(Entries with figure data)
※ ※ ※

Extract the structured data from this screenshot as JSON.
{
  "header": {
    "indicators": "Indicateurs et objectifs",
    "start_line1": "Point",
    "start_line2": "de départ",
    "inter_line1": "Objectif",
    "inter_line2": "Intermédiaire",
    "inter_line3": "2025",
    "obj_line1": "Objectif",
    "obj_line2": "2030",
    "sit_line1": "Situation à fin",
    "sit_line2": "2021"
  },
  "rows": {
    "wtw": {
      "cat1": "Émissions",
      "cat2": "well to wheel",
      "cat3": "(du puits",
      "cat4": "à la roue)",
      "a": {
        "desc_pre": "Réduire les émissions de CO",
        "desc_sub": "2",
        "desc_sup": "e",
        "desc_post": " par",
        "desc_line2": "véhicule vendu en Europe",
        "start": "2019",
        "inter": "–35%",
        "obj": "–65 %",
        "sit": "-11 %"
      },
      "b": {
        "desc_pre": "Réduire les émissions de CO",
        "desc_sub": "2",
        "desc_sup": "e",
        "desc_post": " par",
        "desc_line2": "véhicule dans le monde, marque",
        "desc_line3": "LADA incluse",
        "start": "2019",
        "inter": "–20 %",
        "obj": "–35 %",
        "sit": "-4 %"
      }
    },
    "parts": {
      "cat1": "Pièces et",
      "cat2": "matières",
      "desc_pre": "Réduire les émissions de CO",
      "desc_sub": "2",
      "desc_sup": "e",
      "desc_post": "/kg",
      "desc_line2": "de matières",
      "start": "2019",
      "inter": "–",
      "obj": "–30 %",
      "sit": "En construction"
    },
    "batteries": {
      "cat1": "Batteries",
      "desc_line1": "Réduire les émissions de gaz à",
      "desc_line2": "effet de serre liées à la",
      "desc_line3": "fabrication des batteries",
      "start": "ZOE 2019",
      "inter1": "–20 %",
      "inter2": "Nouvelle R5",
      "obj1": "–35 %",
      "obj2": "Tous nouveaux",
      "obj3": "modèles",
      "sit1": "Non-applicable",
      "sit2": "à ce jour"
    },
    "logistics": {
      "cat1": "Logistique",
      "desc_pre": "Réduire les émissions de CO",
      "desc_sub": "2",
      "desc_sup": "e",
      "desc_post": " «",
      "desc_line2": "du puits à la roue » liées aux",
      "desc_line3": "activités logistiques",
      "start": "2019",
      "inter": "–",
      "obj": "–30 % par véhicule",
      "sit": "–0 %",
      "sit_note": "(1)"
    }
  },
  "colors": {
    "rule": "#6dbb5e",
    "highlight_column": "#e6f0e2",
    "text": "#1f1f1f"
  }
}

※ ※ ※

Scan the data above; copy every line where "roue" appears.

FULL OUTPUT:
      "cat4": "à la roue)",
      "desc_line2": "du puits à la roue » liées aux",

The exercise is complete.